• **Saved data entries**

* START *

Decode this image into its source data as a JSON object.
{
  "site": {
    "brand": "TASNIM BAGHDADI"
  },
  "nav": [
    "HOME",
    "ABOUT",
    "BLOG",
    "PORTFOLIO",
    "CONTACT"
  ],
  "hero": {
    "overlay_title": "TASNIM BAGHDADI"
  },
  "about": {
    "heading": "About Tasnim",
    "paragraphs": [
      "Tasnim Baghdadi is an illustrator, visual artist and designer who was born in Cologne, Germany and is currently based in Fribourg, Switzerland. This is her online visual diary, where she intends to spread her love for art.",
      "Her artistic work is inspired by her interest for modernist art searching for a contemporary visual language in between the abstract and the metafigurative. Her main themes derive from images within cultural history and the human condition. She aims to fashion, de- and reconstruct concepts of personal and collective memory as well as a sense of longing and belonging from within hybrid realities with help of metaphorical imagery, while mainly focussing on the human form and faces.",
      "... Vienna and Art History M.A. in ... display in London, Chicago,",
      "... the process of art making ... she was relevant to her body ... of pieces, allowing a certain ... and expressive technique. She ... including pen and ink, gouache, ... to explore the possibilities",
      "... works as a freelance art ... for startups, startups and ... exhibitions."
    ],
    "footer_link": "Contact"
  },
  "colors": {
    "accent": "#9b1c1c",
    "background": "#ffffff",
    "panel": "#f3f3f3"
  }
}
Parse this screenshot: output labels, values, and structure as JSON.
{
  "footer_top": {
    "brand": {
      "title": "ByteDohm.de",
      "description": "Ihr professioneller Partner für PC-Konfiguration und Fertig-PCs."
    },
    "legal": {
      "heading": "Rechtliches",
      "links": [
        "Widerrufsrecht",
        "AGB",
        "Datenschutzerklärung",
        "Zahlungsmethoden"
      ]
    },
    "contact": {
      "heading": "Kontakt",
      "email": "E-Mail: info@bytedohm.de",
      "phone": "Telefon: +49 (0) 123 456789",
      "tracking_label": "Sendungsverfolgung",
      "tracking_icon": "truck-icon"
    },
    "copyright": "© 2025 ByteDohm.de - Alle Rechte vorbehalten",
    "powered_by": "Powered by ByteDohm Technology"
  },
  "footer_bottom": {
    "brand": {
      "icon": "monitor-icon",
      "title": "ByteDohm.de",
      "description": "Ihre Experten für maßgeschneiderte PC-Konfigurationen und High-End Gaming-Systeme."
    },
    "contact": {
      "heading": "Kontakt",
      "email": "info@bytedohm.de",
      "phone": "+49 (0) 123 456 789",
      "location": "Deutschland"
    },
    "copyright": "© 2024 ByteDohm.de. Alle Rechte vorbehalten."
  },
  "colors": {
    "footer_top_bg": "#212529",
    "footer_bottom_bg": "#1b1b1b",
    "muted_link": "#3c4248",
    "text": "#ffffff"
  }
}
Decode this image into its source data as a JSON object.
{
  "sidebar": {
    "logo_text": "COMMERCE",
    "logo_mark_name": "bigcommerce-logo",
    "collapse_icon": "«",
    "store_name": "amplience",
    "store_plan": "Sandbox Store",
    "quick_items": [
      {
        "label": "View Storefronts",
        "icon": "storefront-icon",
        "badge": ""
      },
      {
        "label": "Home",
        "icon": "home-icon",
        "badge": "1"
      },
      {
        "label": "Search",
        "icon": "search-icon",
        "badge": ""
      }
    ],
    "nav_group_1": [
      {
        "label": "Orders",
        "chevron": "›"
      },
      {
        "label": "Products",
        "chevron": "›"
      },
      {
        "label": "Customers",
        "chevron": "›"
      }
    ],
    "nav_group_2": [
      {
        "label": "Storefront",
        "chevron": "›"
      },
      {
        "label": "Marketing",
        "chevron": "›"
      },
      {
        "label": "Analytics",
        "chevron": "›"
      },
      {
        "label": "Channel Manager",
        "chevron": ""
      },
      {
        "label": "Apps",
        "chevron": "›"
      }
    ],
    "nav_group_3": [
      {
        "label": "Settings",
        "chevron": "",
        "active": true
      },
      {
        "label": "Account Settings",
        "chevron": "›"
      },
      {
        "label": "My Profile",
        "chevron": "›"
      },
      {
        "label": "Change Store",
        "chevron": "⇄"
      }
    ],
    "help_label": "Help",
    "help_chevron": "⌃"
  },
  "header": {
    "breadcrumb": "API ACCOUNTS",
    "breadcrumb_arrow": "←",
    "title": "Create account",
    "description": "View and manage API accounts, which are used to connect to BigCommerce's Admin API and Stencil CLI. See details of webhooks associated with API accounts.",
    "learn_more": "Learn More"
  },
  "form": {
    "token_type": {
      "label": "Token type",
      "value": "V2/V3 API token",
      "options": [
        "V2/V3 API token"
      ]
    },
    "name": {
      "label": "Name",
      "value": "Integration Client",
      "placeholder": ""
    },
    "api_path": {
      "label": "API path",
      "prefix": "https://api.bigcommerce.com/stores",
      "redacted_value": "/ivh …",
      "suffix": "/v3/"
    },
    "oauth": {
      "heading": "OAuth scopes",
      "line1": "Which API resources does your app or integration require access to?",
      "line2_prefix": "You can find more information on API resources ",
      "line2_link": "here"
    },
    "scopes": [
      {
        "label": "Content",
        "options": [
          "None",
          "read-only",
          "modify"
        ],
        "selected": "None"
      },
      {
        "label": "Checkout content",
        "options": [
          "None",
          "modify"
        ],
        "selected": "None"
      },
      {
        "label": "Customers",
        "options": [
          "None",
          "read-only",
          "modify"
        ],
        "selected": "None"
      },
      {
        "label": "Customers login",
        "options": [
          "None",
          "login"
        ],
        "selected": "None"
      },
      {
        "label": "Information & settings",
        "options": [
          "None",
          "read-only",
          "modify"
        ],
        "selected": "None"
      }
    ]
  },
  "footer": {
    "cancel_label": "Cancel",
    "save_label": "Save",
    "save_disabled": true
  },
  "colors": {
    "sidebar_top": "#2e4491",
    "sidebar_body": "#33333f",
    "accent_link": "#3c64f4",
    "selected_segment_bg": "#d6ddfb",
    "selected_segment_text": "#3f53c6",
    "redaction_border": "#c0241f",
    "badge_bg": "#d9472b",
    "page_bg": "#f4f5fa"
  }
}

* END *

• **Stated task**
Print all the data exactly.

• **Written response**
Decode this image into its source data as a JSON object.
{
  "site": {
    "brand": "TASNIM BAGHDADI"
  },
  "nav": [
    "HOME",
    "ABOUT",
    "BLOG",
    "PORTFOLIO",
    "CONTACT"
  ],
  "hero": {
    "overlay_title": "TASNIM BAGHDADI"
  },
  "about": {
    "heading": "About Tasnim",
    "paragraphs": [
      "Tasnim Baghdadi is an illustrator, visual artist and designer who was born in Cologne, Germany and is currently based in Fribourg, Switzerland. This is her online visual diary, where she intends to spread her love for art.",
      "Her artistic work is inspired by her interest for modernist art searching for a contemporary visual language in between the abstract and the metafigurative. Her main themes derive from images within cultural history and the human condition. She aims to fashion, de- and reconstruct concepts of personal and collective memory as well as a sense of longing and belonging from within hybrid realities with help of metaphorical imagery, while mainly focussing on the human form and faces.",
      "... Vienna and Art History M.A. in ... display in London, Chicago,",
      "... the process of art making ... she was relevant to her body ... of pieces, allowing a certain ... and expressive technique. She ... including pen and ink, gouache, ... to explore the possibilities",
      "... works as a freelance art ... for startups, startups and ... exhibitions."
    ],
    "footer_link": "Contact"
  },
  "colors": {
    "accent": "#9b1c1c",
    "background": "#ffffff",
    "panel": "#f3f3f3"
  }
}
Parse this screenshot: output labels, values, and structure as JSON.
{
  "footer_top": {
    "brand": {
      "title": "ByteDohm.de",
      "description": "Ihr professioneller Partner für PC-Konfiguration und Fertig-PCs."
    },
    "legal": {
      "heading": "Rechtliches",
      "links": [
        "Widerrufsrecht",
        "AGB",
        "Datenschutzerklärung",
        "Zahlungsmethoden"
      ]
    },
    "contact": {
      "heading": "Kontakt",
      "email": "E-Mail: info@bytedohm.de",
      "phone": "Telefon: +49 (0) 123 456789",
      "tracking_label": "Sendungsverfolgung",
      "tracking_icon": "truck-icon"
    },
    "copyright": "© 2025 ByteDohm.de - Alle Rechte vorbehalten",
    "powered_by": "Powered by ByteDohm Technology"
  },
  "footer_bottom": {
    "brand": {
      "icon": "monitor-icon",
      "title": "ByteDohm.de",
      "description": "Ihre Experten für maßgeschneiderte PC-Konfigurationen und High-End Gaming-Systeme."
    },
    "contact": {
      "heading": "Kontakt",
      "email": "info@bytedohm.de",
      "phone": "+49 (0) 123 456 789",
      "location": "Deutschland"
    },
    "copyright": "© 2024 ByteDohm.de. Alle Rechte vorbehalten."
  },
  "colors": {
    "footer_top_bg": "#212529",
    "footer_bottom_bg": "#1b1b1b",
    "muted_link": "#3c4248",
    "text": "#ffffff"
  }
}
Decode this image into its source data as a JSON object.
{
  "sidebar": {
    "logo_text": "COMMERCE",
    "logo_mark_name": "bigcommerce-logo",
    "collapse_icon": "«",
    "store_name": "amplience",
    "store_plan": "Sandbox Store",
    "quick_items": [
      {
        "label": "View Storefronts",
        "icon": "storefront-icon",
        "badge": ""
      },
      {
        "label": "Home",
        "icon": "home-icon",
        "badge": "1"
      },
      {
        "label": "Search",
        "icon": "search-icon",
        "badge": ""
      }
    ],
    "nav_group_1": [
      {
        "label": "Orders",
        "chevron": "›"
      },
      {
        "label": "Products",
        "chevron": "›"
      },
      {
        "label": "Customers",
        "chevron": "›"
      }
    ],
    "nav_group_2": [
      {
        "label": "Storefront",
        "chevron": "›"
      },
      {
        "label": "Marketing",
        "chevron": "›"
      },
      {
        "label": "Analytics",
        "chevron": "›"
      },
      {
        "label": "Channel Manager",
        "chevron": ""
      },
      {
        "label": "Apps",
        "chevron": "›"
      }
    ],
    "nav_group_3": [
      {
        "label": "Settings",
        "chevron": "",
        "active": true
      },
      {
        "label": "Account Settings",
        "chevron": "›"
      },
      {
        "label": "My Profile",
        "chevron": "›"
      },
      {
        "label": "Change Store",
        "chevron": "⇄"
      }
    ],
    "help_label": "Help",
    "help_chevron": "⌃"
  },
  "header": {
    "breadcrumb": "API ACCOUNTS",
    "breadcrumb_arrow": "←",
    "title": "Create account",
    "description": "View and manage API accounts, which are used to connect to BigCommerce's Admin API and Stencil CLI. See details of webhooks associated with API accounts.",
    "learn_more": "Learn More"
  },
  "form": {
    "token_type": {
      "label": "Token type",
      "value": "V2/V3 API token",
      "options": [
        "V2/V3 API token"
      ]
    },
    "name": {
      "label": "Name",
      "value": "Integration Client",
      "placeholder": ""
    },
    "api_path": {
      "label": "API path",
      "prefix": "https://api.bigcommerce.com/stores",
      "redacted_value": "/ivh …",
      "suffix": "/v3/"
    },
    "oauth": {
      "heading": "OAuth scopes",
      "line1": "Which API resources does your app or integration require access to?",
      "line2_prefix": "You can find more information on API resources ",
      "line2_link": "here"
    },
    "scopes": [
      {
        "label": "Content",
        "options": [
          "None",
          "read-only",
          "modify"
        ],
        "selected": "None"
      },
      {
        "label": "Checkout content",
        "options": [
          "None",
          "modify"
        ],
        "selected": "None"
      },
      {
        "label": "Customers",
        "options": [
          "None",
          "read-only",
          "modify"
        ],
        "selected": "None"
      },
      {
        "label": "Customers login",
        "options": [
          "None",
          "login"
        ],
        "selected": "None"
      },
      {
        "label": "Information & settings",
        "options": [
          "None",
          "read-only",
          "modify"
        ],
        "selected": "None"
      }
    ]
  },
  "footer": {
    "cancel_label": "Cancel",
    "save_label": "Save",
    "save_disabled": true
  },
  "colors": {
    "sidebar_top": "#2e4491",
    "sidebar_body": "#33333f",
    "accent_link": "#3c64f4",
    "selected_segment_bg": "#d6ddfb",
    "selected_segment_text": "#3f53c6",
    "redaction_border": "#c0241f",
    "badge_bg": "#d9472b",
    "page_bg": "#f4f5fa"
  }
}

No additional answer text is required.